━━━━━ DATA RECORDS

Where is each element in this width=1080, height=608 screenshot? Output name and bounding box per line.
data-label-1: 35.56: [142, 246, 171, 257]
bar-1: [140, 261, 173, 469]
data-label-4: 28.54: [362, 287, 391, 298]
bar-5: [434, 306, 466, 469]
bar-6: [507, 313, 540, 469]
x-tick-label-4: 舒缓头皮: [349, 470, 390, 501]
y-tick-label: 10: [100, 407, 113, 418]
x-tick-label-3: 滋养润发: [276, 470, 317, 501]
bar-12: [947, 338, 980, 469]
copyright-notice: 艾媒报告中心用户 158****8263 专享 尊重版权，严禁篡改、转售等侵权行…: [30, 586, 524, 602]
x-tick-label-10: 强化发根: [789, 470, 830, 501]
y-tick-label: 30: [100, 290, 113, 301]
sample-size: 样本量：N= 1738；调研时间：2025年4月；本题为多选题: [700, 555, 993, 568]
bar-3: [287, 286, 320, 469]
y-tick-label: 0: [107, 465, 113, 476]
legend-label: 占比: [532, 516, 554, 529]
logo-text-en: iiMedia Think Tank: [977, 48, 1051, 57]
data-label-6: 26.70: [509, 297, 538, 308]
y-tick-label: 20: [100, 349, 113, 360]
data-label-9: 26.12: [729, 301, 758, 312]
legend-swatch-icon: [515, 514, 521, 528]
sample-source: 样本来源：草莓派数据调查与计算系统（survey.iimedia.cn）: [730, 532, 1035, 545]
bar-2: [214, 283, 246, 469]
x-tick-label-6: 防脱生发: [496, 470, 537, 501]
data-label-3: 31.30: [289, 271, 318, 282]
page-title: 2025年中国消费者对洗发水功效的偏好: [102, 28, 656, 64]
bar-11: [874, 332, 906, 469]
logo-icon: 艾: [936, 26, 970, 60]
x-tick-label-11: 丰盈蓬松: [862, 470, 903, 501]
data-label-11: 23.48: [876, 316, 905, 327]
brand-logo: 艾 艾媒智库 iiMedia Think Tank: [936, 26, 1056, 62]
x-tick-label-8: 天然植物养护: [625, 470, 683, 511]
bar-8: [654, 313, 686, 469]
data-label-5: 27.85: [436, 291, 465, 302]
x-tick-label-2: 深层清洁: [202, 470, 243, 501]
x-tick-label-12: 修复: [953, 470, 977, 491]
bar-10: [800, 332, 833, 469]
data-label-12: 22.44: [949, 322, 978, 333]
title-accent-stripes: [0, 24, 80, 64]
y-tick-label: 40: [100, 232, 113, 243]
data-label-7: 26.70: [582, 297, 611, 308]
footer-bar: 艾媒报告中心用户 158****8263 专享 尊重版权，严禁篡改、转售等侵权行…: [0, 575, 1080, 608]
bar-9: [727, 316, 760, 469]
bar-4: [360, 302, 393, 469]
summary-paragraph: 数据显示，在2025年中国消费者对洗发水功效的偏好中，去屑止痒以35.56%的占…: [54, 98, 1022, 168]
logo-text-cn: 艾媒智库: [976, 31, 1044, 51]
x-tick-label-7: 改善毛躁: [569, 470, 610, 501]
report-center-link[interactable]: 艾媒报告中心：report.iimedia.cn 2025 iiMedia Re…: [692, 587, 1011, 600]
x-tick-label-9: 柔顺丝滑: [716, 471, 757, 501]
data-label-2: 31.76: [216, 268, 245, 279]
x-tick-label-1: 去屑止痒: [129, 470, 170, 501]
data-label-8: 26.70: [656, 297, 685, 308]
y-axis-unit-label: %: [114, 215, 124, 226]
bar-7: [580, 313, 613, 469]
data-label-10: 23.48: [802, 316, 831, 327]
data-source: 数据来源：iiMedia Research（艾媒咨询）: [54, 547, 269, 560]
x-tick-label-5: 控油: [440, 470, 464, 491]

━━━━━━━━━━

WORK REQUIRED -
Print every line of the records above verbatim, with no alterations.

THE RESULT -
Where is each element in this width=1080, height=608 screenshot? Output name and bounding box per line.
data-label-1: 35.56: [142, 246, 171, 257]
bar-1: [140, 261, 173, 469]
data-label-4: 28.54: [362, 287, 391, 298]
bar-5: [434, 306, 466, 469]
bar-6: [507, 313, 540, 469]
x-tick-label-4: 舒缓头皮: [349, 470, 390, 501]
y-tick-label: 10: [100, 407, 113, 418]
x-tick-label-3: 滋养润发: [276, 470, 317, 501]
bar-12: [947, 338, 980, 469]
copyright-notice: 艾媒报告中心用户 158****8263 专享 尊重版权，严禁篡改、转售等侵权行…: [30, 586, 524, 602]
x-tick-label-10: 强化发根: [789, 470, 830, 501]
y-tick-label: 30: [100, 290, 113, 301]
sample-size: 样本量：N= 1738；调研时间：2025年4月；本题为多选题: [700, 555, 993, 568]
bar-3: [287, 286, 320, 469]
y-tick-label: 0: [107, 465, 113, 476]
legend-label: 占比: [532, 516, 554, 529]
logo-text-en: iiMedia Think Tank: [977, 48, 1051, 57]
data-label-6: 26.70: [509, 297, 538, 308]
y-tick-label: 20: [100, 349, 113, 360]
data-label-9: 26.12: [729, 301, 758, 312]
legend-swatch-icon: [515, 514, 521, 528]
sample-source: 样本来源：草莓派数据调查与计算系统（survey.iimedia.cn）: [730, 532, 1035, 545]
bar-2: [214, 283, 246, 469]
x-tick-label-6: 防脱生发: [496, 470, 537, 501]
data-label-3: 31.30: [289, 271, 318, 282]
page-title: 2025年中国消费者对洗发水功效的偏好: [102, 28, 656, 64]
bar-11: [874, 332, 906, 469]
logo-icon: 艾: [936, 26, 970, 60]
x-tick-label-11: 丰盈蓬松: [862, 470, 903, 501]
data-label-11: 23.48: [876, 316, 905, 327]
brand-logo: 艾 艾媒智库 iiMedia Think Tank: [936, 26, 1056, 62]
x-tick-label-8: 天然植物养护: [625, 470, 683, 511]
bar-8: [654, 313, 686, 469]
data-label-5: 27.85: [436, 291, 465, 302]
x-tick-label-2: 深层清洁: [202, 470, 243, 501]
x-tick-label-12: 修复: [953, 470, 977, 491]
bar-10: [800, 332, 833, 469]
data-label-12: 22.44: [949, 322, 978, 333]
title-accent-stripes: [0, 24, 80, 64]
y-tick-label: 40: [100, 232, 113, 243]
data-label-7: 26.70: [582, 297, 611, 308]
footer-bar: 艾媒报告中心用户 158****8263 专享 尊重版权，严禁篡改、转售等侵权行…: [0, 575, 1080, 608]
bar-9: [727, 316, 760, 469]
bar-4: [360, 302, 393, 469]
summary-paragraph: 数据显示，在2025年中国消费者对洗发水功效的偏好中，去屑止痒以35.56%的占…: [54, 98, 1022, 168]
logo-text-cn: 艾媒智库: [976, 31, 1044, 51]
x-tick-label-7: 改善毛躁: [569, 470, 610, 501]
report-center-link[interactable]: 艾媒报告中心：report.iimedia.cn 2025 iiMedia Re…: [692, 587, 1011, 600]
x-tick-label-9: 柔顺丝滑: [716, 471, 757, 501]
data-label-2: 31.76: [216, 268, 245, 279]
x-tick-label-1: 去屑止痒: [129, 470, 170, 501]
data-label-8: 26.70: [656, 297, 685, 308]
y-axis-unit-label: %: [114, 215, 124, 226]
bar-7: [580, 313, 613, 469]
data-label-10: 23.48: [802, 316, 831, 327]
data-source: 数据来源：iiMedia Research（艾媒咨询）: [54, 547, 269, 560]
x-tick-label-5: 控油: [440, 470, 464, 491]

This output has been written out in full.